◆ **DESCRIPTION OF THE TASK**: Gather each line of the records where "Kingdom" appears.
#### MATERIAL FOR THIS TASK ####
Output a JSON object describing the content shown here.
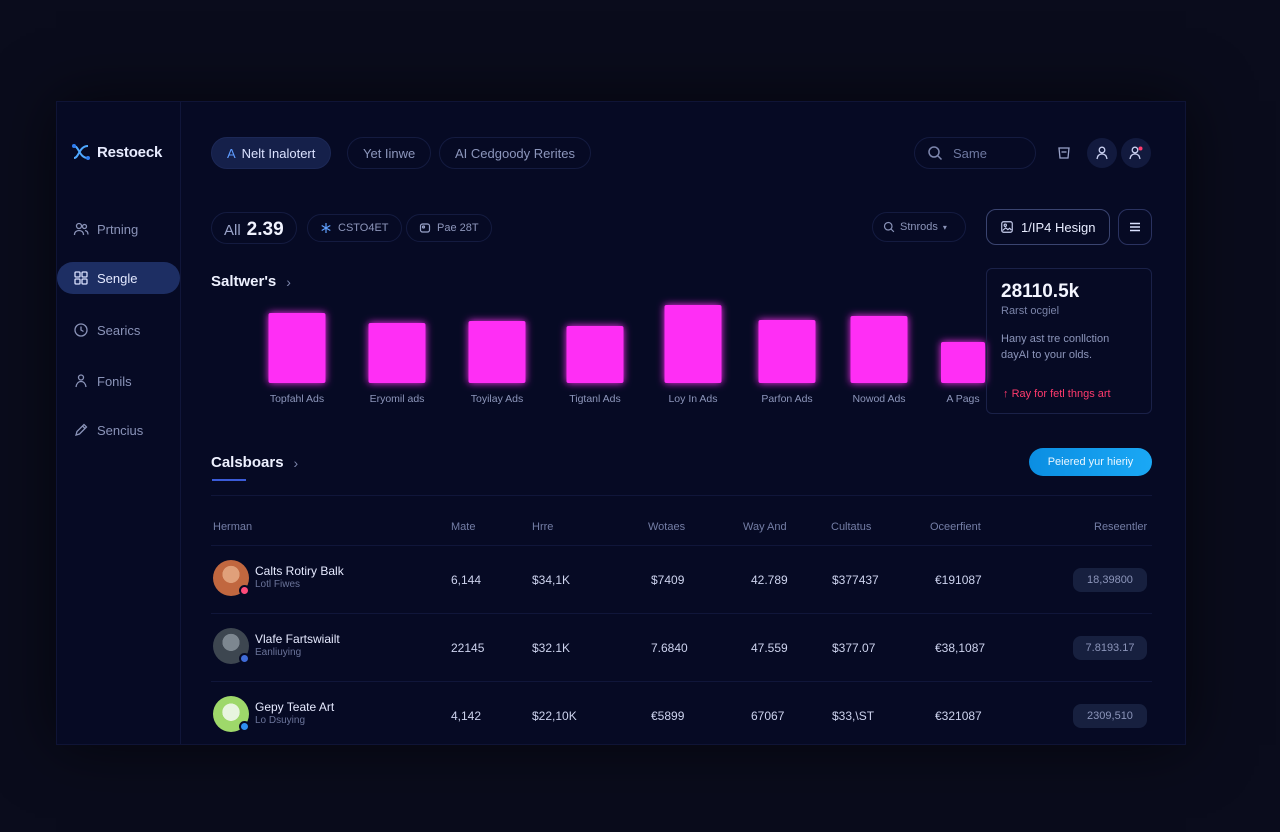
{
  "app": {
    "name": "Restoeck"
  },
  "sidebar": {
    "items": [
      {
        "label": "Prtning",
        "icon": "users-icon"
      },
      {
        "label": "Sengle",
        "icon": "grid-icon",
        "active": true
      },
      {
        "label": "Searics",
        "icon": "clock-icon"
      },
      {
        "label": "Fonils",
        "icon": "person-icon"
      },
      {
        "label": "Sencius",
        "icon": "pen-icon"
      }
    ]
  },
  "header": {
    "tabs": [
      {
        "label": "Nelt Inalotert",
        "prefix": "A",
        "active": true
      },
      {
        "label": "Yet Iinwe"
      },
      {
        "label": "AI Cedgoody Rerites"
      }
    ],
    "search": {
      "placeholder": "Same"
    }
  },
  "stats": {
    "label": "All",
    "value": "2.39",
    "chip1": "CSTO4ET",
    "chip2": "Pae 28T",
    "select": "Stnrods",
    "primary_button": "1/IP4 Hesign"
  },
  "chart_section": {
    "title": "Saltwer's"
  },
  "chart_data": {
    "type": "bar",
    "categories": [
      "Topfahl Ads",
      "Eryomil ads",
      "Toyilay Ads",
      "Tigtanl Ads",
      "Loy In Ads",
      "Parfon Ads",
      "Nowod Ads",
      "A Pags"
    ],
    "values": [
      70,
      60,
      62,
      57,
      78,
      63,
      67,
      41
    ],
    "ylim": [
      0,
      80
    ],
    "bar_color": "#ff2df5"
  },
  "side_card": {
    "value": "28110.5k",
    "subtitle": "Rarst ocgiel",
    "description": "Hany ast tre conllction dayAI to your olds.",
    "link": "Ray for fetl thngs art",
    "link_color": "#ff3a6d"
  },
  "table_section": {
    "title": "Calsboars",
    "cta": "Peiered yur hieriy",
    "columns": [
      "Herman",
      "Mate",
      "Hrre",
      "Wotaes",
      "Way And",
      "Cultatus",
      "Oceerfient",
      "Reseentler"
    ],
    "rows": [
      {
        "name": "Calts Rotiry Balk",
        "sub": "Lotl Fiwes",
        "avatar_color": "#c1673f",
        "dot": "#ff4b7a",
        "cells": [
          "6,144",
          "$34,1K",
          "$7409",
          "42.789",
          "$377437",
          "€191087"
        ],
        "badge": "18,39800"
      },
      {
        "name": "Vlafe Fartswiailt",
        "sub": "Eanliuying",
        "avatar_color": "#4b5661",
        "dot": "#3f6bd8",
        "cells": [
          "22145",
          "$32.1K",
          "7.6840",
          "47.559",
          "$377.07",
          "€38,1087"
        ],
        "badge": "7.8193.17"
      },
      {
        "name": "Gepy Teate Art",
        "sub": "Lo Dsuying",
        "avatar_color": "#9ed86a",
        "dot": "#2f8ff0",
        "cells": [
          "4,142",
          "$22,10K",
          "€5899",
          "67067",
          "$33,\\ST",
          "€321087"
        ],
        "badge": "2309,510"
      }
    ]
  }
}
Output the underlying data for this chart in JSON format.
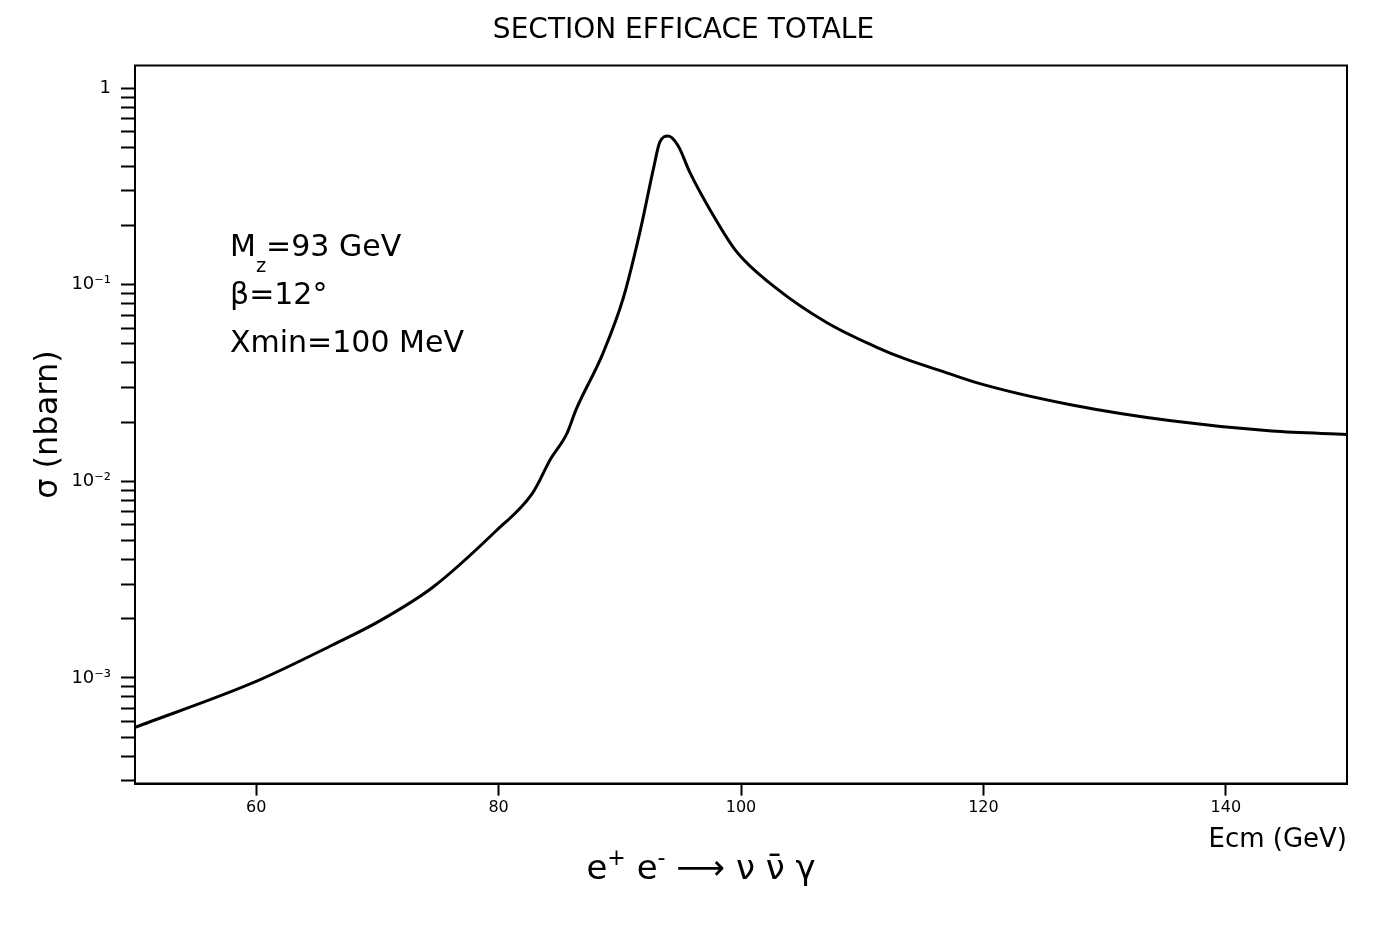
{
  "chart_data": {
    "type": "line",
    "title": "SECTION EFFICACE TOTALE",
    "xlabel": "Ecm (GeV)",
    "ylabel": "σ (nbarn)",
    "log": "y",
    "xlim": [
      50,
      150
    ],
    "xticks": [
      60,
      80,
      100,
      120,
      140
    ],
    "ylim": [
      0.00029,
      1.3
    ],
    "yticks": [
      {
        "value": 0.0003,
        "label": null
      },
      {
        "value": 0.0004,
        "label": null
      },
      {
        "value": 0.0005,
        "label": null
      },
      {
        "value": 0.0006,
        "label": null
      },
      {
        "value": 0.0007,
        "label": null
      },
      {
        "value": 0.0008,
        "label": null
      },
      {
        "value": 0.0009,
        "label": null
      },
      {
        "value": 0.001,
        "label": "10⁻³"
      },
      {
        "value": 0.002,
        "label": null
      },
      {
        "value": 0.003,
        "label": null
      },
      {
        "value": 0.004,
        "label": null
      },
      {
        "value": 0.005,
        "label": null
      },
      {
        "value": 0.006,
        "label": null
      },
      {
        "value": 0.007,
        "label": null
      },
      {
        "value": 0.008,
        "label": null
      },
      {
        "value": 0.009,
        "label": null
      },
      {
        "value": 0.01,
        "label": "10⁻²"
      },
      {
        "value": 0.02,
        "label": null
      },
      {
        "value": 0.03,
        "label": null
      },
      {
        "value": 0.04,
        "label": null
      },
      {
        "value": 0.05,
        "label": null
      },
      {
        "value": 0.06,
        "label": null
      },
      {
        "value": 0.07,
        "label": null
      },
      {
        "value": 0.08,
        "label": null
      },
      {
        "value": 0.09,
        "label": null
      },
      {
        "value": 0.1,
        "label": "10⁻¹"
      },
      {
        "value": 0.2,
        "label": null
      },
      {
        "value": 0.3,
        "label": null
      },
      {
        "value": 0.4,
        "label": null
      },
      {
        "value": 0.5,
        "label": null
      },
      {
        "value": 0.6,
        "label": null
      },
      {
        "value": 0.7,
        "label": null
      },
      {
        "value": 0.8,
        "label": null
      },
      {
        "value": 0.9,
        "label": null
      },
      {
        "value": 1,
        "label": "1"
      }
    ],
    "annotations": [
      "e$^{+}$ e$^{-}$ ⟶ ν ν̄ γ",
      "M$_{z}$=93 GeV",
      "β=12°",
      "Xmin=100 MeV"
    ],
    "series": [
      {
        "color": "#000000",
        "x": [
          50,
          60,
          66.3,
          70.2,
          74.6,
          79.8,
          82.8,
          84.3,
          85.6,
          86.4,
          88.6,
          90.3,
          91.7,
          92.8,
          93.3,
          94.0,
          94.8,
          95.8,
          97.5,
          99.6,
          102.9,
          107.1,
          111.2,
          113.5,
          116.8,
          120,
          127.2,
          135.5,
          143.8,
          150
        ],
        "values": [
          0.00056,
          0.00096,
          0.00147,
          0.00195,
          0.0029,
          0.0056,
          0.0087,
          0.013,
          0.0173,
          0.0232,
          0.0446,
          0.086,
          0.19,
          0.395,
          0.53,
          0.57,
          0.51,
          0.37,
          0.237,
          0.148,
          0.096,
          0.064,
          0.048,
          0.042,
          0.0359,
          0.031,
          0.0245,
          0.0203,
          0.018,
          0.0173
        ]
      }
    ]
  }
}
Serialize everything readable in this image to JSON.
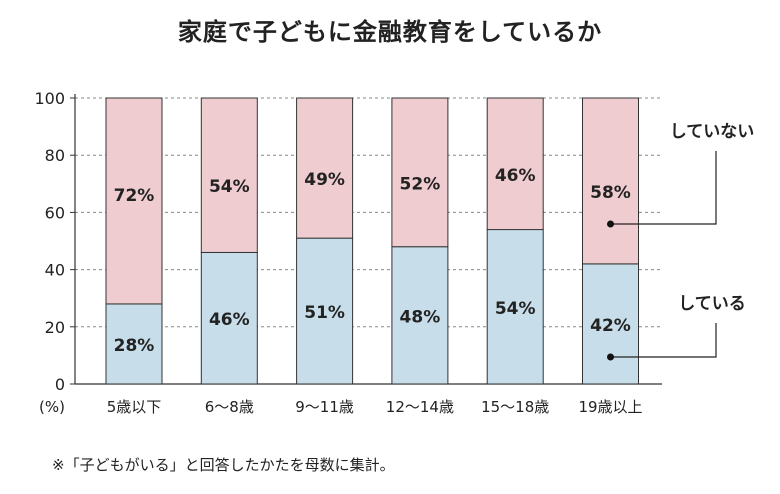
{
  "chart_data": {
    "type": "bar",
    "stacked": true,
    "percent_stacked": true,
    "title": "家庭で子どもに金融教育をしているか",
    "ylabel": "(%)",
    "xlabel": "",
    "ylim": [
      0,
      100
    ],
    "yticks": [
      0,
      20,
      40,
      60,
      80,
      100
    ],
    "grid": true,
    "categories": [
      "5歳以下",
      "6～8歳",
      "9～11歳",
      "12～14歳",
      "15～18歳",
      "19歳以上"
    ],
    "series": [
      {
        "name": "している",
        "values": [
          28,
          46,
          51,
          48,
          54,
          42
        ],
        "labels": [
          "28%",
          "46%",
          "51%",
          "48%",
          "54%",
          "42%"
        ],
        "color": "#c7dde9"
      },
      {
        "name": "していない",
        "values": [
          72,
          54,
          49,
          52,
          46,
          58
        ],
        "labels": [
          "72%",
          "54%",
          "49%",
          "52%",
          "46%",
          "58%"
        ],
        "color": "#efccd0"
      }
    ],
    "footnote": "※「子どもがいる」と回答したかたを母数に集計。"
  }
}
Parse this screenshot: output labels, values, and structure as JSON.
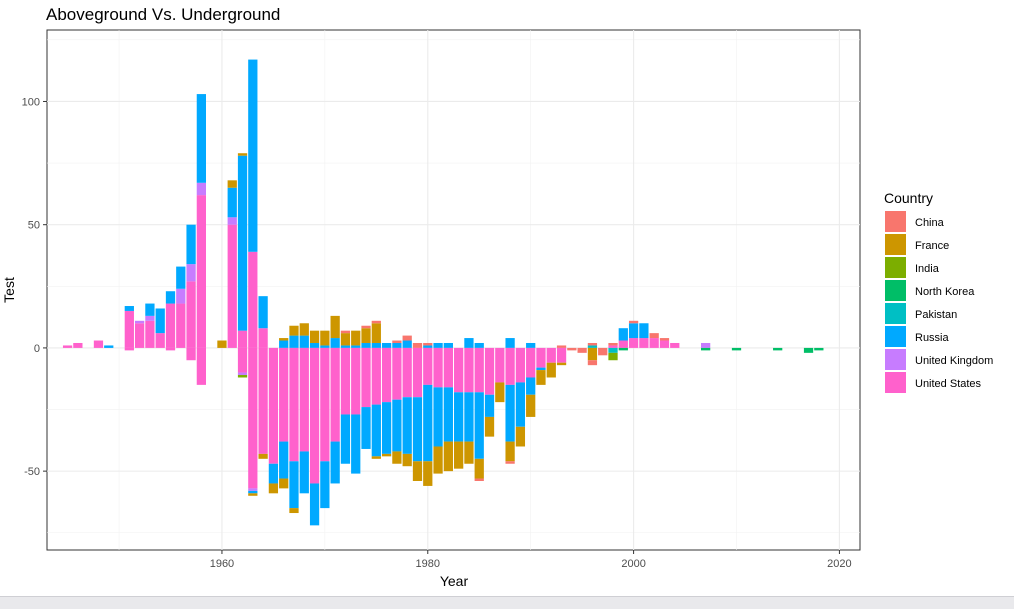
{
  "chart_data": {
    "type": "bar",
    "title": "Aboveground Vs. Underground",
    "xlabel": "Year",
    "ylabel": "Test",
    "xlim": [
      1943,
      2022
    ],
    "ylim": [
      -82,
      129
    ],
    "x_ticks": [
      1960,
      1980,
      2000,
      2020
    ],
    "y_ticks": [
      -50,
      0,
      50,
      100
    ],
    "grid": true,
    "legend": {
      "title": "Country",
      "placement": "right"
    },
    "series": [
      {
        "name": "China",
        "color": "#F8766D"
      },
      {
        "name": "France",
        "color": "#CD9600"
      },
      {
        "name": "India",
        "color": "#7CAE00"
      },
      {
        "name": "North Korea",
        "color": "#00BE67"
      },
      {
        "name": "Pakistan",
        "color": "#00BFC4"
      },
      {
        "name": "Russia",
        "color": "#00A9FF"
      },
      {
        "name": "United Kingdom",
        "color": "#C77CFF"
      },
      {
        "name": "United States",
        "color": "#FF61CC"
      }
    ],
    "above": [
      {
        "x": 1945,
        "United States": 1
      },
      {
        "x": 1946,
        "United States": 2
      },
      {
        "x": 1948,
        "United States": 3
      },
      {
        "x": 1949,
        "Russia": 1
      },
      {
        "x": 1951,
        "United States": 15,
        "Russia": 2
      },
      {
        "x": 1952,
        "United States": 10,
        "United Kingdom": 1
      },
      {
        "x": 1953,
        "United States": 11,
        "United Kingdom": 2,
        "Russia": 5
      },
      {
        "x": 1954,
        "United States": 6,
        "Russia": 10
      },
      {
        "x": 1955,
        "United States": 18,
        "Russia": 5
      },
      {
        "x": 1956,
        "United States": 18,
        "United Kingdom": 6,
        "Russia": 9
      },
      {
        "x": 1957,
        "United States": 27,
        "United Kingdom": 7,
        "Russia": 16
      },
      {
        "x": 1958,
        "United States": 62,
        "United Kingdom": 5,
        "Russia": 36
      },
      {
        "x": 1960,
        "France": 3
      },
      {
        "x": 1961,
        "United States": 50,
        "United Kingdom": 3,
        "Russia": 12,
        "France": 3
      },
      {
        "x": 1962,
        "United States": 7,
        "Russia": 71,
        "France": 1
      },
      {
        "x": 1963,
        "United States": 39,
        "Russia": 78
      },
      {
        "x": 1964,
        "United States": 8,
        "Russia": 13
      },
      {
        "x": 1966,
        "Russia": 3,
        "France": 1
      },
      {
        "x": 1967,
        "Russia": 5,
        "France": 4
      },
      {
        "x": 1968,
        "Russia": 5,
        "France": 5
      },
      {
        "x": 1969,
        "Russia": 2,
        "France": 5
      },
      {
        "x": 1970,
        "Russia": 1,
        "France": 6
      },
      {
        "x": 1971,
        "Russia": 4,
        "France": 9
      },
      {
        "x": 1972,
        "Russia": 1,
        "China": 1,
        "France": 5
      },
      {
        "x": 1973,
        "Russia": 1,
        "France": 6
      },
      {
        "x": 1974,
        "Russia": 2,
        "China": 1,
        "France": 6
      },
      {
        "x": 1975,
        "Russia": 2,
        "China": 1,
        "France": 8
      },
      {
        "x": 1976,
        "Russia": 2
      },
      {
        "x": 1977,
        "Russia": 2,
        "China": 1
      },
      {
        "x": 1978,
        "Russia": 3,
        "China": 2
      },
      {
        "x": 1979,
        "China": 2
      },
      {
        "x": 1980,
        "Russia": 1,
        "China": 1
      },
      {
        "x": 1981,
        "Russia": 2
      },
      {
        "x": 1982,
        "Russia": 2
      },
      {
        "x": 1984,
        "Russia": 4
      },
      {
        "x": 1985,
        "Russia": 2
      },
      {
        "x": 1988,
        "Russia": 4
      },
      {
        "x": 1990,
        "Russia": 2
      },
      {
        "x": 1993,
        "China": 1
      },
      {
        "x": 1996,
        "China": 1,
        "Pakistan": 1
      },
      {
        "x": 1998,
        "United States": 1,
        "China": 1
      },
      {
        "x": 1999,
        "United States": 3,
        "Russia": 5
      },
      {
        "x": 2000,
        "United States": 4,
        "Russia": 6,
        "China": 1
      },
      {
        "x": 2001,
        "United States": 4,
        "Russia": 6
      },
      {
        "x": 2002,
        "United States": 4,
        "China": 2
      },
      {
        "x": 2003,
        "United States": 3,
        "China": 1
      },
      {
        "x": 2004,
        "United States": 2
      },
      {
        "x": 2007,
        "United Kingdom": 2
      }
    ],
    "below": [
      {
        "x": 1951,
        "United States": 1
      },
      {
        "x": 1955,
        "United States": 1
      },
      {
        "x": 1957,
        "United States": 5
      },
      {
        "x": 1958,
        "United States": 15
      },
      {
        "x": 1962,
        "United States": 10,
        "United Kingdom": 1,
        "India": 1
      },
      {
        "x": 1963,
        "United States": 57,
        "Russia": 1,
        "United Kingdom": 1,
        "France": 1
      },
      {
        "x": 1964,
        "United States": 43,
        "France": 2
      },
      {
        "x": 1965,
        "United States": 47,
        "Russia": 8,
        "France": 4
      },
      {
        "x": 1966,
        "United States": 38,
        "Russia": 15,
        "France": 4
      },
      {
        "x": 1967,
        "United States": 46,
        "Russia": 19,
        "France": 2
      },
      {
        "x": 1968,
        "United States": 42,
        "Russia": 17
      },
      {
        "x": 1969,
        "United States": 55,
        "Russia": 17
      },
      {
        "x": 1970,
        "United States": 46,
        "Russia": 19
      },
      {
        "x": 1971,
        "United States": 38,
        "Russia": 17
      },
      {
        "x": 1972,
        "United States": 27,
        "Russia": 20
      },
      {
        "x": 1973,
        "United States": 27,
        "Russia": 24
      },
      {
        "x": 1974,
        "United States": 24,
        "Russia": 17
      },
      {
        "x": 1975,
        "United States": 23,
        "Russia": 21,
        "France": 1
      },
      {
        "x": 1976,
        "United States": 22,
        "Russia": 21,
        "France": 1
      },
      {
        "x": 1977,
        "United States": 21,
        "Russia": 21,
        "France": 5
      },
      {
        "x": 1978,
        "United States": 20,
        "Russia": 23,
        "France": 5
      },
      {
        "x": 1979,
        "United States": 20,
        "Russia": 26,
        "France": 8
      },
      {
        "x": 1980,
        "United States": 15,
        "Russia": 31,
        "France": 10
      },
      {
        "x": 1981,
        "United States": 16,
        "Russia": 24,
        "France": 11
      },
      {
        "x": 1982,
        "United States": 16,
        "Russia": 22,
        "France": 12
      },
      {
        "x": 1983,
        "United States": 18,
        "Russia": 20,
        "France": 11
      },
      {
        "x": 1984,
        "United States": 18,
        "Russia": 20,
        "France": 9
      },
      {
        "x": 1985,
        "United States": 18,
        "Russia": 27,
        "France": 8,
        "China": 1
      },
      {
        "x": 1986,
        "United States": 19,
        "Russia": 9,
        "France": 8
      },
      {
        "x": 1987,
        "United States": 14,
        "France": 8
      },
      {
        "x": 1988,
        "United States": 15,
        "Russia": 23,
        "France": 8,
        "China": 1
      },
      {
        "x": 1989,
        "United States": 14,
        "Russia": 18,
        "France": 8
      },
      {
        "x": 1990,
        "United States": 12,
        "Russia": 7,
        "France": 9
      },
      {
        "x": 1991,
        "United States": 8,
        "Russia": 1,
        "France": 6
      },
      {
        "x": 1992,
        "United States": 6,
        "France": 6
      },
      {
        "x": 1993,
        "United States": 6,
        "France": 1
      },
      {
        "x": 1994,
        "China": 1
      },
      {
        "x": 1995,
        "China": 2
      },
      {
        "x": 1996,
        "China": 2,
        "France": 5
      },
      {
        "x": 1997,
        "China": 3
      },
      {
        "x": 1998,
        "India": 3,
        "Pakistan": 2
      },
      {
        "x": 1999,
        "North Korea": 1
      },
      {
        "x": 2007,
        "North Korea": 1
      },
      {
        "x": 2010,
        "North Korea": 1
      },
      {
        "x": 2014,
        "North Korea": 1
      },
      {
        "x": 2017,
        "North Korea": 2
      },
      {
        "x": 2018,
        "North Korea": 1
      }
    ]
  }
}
####
◆ **RESULT OF THIS TASK**:
        "name": "United Kingdom",
        "United Kingdom": 1
        "United Kingdom": 2,
        "United Kingdom": 6,
        "United Kingdom": 7,
        "United Kingdom": 5,
        "United Kingdom": 3,
        "United Kingdom": 2
        "United Kingdom": 1,
        "United Kingdom": 1,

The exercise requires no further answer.